# start of Dataset content

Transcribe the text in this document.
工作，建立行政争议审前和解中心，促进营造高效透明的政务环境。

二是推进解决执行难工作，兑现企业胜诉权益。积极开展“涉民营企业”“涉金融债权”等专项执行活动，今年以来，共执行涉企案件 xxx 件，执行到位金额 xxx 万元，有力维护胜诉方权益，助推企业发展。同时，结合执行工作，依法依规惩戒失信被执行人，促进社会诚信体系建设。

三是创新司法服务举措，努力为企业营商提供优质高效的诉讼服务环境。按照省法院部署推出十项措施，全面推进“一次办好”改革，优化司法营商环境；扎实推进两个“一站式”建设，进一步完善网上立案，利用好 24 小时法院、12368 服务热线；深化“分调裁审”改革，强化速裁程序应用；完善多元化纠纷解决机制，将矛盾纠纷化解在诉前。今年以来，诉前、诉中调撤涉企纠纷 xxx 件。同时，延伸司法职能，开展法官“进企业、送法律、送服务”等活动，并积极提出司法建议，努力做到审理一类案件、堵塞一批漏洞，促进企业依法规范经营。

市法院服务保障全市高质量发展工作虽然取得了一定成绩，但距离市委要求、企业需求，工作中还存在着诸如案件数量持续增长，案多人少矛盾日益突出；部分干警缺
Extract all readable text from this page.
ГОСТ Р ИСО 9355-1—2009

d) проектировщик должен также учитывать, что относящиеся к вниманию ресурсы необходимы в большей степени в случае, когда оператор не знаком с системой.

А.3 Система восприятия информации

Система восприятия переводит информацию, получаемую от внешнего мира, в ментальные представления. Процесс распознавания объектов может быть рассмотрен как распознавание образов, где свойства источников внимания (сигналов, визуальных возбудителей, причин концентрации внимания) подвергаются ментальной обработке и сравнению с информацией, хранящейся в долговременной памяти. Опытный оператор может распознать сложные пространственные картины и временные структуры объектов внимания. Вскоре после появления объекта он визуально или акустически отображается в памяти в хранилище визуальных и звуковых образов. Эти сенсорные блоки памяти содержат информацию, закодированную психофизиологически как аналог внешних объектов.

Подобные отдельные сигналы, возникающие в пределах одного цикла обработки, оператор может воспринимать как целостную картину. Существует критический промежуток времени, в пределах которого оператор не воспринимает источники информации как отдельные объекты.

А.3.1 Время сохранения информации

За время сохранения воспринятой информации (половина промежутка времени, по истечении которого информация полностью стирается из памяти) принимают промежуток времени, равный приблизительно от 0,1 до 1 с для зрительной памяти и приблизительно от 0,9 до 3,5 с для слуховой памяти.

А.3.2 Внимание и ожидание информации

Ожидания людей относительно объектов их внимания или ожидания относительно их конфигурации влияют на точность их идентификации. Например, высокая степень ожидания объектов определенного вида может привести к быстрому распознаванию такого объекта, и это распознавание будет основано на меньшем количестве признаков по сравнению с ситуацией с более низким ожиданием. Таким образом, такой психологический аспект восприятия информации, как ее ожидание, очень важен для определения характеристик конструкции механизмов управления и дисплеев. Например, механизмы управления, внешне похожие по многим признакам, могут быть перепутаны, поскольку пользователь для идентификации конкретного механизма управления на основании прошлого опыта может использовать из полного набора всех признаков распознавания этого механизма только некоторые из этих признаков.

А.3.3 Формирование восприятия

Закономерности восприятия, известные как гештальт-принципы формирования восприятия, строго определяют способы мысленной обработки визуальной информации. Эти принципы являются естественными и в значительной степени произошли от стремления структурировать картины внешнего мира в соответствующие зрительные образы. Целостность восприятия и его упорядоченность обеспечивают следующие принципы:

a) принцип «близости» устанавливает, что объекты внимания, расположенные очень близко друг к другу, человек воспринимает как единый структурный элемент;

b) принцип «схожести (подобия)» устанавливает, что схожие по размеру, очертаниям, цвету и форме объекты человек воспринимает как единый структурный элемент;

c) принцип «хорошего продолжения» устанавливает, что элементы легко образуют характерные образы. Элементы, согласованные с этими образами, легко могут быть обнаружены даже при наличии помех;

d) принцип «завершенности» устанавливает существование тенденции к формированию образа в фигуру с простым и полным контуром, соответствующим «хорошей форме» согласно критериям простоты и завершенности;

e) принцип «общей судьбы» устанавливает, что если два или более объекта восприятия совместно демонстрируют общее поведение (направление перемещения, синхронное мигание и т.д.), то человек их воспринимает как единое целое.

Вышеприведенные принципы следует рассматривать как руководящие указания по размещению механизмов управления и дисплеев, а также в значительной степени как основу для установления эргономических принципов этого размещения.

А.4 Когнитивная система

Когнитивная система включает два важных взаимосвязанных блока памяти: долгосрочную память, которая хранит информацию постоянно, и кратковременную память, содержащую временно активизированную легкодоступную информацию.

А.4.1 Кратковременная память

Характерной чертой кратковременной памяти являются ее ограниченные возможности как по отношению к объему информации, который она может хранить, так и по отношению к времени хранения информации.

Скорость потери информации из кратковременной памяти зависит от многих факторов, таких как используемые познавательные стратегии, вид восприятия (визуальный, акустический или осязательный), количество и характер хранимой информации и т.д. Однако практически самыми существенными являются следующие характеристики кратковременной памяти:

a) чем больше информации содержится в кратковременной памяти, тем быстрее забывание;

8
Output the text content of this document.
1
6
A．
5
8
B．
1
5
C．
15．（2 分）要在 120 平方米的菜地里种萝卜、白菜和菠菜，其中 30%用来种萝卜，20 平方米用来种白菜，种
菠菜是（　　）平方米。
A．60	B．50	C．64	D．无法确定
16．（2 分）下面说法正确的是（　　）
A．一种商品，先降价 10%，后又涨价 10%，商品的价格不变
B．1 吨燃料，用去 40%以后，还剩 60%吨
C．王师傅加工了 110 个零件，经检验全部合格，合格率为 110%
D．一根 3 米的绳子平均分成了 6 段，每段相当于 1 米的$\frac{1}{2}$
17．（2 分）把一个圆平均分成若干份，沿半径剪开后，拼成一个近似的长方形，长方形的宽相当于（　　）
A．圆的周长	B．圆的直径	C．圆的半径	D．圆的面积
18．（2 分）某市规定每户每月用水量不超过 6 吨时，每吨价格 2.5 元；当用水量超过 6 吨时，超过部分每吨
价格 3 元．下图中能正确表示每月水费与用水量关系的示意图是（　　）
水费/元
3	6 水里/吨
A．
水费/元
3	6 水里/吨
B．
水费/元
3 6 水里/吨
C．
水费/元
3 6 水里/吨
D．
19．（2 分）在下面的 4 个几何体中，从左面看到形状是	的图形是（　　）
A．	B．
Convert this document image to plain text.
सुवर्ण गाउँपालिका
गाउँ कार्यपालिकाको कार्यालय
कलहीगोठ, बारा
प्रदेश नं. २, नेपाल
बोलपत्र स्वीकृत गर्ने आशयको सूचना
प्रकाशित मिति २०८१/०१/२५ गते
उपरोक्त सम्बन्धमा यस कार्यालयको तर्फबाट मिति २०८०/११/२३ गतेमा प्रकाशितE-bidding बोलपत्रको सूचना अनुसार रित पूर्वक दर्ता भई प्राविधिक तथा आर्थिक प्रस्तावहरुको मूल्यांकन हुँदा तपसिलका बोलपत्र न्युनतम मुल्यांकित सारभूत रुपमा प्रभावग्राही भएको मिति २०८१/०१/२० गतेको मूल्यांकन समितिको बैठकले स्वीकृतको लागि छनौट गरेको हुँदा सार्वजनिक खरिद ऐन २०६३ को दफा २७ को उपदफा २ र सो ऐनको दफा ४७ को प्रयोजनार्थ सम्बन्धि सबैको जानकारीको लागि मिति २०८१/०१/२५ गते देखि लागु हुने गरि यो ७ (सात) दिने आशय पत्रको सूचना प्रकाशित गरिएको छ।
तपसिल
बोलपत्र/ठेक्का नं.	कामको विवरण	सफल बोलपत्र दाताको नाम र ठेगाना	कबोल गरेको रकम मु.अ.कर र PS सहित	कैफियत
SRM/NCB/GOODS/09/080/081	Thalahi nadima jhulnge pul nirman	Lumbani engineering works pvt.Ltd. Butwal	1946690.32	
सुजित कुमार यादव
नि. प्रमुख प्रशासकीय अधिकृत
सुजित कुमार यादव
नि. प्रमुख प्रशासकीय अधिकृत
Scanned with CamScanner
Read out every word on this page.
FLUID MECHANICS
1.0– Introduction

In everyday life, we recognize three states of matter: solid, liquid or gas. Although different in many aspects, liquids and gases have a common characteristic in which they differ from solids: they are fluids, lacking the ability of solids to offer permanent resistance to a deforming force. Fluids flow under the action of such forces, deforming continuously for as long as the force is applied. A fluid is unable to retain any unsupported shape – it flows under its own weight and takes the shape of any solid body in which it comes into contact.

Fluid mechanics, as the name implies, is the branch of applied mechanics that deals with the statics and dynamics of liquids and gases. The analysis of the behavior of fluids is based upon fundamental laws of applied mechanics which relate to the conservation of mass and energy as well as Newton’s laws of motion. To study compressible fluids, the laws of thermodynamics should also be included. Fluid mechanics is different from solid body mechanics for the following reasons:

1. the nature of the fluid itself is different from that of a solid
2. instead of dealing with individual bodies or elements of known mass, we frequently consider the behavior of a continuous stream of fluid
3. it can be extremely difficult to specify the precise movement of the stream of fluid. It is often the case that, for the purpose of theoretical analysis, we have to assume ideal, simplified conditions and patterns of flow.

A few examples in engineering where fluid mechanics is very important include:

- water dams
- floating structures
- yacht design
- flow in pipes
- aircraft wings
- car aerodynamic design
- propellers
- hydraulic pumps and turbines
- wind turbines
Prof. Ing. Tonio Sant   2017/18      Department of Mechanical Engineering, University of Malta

# end of Dataset content

Short problem »
Using the listing, copy every line where the word "объектов" shows up.

Task output »
Система восприятия переводит информацию, получаемую от внешнего мира, в ментальные представления. Процесс распознавания объектов может быть рассмотрен как распознавание образов, где свойства источников внимания (сигналов, визуальных возбудителей, причин концентрации внимания) подвергаются ментальной обработке и сравнению с информацией, хранящейся в долговременной памяти. Опытный оператор может распознать сложные пространственные картины и временные структуры объектов внимания. Вскоре после появления объекта он визуально или акустически отображается в памяти в хранилище визуальных и звуковых образов. Эти сенсорные блоки памяти содержат информацию, закодированную психофизиологически как аналог внешних объектов.
Ожидания людей относительно объектов их внимания или ожидания относительно их конфигурации влияют на точность их идентификации. Например, высокая степень ожидания объектов определенного вида может привести к быстрому распознаванию такого объекта, и это распознавание будет основано на меньшем количестве признаков по сравнению с ситуацией с более низким ожиданием. Таким образом, такой психологический аспект восприятия информации, как ее ожидание, очень важен для определения характеристик конструкции механизмов управления и дисплеев. Например, механизмы управления, внешне похожие по многим признакам, могут быть перепутаны, поскольку пользователь для идентификации конкретного механизма управления на основании прошлого опыта может использовать из полного набора всех признаков распознавания этого механизма только некоторые из этих признаков.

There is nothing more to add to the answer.